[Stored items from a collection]
--------------------------------
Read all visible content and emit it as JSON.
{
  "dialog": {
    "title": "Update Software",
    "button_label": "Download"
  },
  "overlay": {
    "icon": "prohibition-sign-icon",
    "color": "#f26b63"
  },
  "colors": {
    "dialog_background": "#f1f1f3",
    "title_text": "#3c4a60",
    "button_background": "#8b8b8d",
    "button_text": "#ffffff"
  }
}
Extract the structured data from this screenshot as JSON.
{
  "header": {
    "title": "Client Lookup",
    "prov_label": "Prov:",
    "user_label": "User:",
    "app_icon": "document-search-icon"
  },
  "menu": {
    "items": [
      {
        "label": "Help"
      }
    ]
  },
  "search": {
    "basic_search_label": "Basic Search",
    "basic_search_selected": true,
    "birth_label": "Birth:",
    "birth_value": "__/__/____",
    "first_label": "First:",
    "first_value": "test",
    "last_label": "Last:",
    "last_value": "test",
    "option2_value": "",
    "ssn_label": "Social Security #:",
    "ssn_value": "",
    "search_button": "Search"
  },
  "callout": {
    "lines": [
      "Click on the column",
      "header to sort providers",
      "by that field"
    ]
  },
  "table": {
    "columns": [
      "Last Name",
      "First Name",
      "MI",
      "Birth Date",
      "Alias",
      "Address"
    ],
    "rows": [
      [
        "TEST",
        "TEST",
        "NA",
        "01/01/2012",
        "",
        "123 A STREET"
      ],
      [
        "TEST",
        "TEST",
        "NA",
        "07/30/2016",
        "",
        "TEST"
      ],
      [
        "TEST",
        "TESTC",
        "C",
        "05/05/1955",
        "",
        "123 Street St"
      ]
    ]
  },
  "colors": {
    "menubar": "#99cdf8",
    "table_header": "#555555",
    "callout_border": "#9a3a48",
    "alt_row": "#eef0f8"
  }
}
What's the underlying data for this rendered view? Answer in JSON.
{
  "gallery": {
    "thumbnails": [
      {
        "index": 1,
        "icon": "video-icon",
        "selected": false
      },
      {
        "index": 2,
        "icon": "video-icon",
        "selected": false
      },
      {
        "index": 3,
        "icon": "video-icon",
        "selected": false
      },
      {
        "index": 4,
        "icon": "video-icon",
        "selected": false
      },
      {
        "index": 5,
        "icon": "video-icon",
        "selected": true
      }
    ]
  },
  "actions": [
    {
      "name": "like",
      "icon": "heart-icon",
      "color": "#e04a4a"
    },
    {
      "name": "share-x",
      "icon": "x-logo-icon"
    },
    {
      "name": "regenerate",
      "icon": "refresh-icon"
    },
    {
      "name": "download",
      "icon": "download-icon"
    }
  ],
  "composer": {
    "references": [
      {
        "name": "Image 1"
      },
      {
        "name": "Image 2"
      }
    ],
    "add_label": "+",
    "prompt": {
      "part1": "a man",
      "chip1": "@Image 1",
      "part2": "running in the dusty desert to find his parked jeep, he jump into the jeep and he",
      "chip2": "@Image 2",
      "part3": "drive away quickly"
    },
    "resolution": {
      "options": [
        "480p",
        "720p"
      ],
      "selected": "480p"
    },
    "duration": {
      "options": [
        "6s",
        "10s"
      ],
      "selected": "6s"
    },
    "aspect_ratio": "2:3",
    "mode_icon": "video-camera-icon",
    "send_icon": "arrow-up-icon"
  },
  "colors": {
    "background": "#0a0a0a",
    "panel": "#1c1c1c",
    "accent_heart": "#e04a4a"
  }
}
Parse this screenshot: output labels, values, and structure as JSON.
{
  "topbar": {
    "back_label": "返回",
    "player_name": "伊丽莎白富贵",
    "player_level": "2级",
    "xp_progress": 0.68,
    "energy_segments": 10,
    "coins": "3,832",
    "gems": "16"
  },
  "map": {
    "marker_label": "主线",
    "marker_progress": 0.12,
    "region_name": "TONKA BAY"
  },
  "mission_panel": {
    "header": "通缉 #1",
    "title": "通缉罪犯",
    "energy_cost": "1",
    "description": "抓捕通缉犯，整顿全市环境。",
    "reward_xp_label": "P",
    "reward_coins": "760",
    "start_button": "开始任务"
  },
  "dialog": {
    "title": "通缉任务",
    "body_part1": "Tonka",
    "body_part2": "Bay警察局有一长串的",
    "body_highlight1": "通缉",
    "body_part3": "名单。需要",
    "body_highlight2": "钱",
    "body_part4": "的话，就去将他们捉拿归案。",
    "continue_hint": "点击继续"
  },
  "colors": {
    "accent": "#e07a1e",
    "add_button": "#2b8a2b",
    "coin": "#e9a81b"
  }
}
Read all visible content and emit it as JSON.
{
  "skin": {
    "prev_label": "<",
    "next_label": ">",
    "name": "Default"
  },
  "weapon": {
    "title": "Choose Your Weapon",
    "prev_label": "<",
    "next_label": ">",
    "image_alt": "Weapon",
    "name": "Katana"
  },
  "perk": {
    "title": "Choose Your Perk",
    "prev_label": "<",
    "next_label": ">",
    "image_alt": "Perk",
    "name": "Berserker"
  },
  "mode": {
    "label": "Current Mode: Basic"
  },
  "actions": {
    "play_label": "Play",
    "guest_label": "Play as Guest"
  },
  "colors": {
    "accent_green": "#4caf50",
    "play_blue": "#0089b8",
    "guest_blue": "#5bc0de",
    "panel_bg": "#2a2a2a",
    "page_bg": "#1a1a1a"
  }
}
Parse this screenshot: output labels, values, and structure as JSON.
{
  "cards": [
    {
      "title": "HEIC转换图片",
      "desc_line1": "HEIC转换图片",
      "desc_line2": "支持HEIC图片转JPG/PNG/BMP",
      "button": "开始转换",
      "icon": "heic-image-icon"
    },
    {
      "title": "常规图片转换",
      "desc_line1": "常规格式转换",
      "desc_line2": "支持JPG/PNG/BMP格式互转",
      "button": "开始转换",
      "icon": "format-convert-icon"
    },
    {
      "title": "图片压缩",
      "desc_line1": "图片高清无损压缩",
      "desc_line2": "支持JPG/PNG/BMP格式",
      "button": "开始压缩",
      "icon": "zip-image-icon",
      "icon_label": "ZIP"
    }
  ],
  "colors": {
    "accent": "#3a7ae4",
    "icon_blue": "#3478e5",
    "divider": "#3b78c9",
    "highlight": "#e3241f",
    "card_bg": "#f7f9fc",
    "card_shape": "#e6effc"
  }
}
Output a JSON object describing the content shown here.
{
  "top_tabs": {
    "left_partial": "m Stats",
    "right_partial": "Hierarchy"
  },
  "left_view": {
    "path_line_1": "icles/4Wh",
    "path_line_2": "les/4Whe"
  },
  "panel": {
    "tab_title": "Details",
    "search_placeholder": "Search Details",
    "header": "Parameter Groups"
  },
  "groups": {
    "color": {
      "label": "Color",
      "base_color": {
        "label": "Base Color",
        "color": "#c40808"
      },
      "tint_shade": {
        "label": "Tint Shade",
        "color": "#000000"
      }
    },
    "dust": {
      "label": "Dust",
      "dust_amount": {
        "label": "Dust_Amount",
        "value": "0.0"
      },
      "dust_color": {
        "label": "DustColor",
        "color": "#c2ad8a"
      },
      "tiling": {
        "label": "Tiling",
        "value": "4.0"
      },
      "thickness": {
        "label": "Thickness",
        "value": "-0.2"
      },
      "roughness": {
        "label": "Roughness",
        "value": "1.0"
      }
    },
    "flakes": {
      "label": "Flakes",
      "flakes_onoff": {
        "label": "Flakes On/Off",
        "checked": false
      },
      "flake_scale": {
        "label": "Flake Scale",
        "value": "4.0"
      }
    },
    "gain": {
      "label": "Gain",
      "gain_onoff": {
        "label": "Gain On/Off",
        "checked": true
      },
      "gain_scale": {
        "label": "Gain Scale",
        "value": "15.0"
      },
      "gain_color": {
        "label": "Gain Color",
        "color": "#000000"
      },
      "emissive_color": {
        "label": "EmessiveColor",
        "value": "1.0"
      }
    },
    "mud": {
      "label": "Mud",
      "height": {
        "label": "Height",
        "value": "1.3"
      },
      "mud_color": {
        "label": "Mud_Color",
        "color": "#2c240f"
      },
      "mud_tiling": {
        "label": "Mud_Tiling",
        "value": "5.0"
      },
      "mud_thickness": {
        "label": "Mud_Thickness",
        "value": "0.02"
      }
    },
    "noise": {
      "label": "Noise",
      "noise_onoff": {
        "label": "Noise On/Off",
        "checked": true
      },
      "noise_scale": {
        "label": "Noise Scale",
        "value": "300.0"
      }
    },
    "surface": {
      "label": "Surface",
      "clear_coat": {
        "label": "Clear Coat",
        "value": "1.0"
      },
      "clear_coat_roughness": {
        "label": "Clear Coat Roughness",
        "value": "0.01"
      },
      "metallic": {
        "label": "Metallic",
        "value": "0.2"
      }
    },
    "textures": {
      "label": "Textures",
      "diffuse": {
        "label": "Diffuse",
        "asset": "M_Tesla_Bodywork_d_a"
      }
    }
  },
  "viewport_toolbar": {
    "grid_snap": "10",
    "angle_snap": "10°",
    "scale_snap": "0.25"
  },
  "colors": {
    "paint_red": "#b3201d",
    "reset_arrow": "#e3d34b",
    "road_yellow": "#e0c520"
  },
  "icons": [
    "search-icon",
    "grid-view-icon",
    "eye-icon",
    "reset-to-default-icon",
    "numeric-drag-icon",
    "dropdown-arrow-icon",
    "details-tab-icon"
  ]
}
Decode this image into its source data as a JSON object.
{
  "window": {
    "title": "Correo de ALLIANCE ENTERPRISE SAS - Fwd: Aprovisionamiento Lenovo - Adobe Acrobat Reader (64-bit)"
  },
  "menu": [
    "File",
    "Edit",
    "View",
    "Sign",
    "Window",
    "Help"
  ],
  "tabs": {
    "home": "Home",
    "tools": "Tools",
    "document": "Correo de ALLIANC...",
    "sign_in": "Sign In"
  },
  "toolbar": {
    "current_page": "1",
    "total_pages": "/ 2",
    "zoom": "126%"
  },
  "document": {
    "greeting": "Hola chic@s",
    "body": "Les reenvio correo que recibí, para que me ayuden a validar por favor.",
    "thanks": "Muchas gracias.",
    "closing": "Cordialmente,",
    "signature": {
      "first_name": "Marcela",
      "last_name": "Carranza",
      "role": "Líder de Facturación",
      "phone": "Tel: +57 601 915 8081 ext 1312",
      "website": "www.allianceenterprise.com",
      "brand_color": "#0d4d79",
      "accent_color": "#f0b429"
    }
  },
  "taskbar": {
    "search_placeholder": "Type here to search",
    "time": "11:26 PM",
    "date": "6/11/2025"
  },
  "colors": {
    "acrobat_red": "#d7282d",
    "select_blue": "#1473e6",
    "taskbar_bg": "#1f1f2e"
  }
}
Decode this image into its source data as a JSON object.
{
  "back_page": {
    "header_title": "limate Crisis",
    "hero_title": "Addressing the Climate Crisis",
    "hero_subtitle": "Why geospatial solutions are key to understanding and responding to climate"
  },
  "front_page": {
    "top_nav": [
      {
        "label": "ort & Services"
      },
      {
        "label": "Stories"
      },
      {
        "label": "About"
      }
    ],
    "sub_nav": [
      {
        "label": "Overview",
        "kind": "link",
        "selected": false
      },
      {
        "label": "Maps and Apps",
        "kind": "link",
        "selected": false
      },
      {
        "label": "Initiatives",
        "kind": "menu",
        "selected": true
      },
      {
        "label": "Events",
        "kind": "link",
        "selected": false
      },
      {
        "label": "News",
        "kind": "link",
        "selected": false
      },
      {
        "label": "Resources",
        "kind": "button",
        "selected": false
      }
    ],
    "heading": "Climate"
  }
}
--------------------------------
Using the listing above, show every line that includes the string "here".

Output a JSON object describing the content shown here.
    "search_placeholder": "Type here to search",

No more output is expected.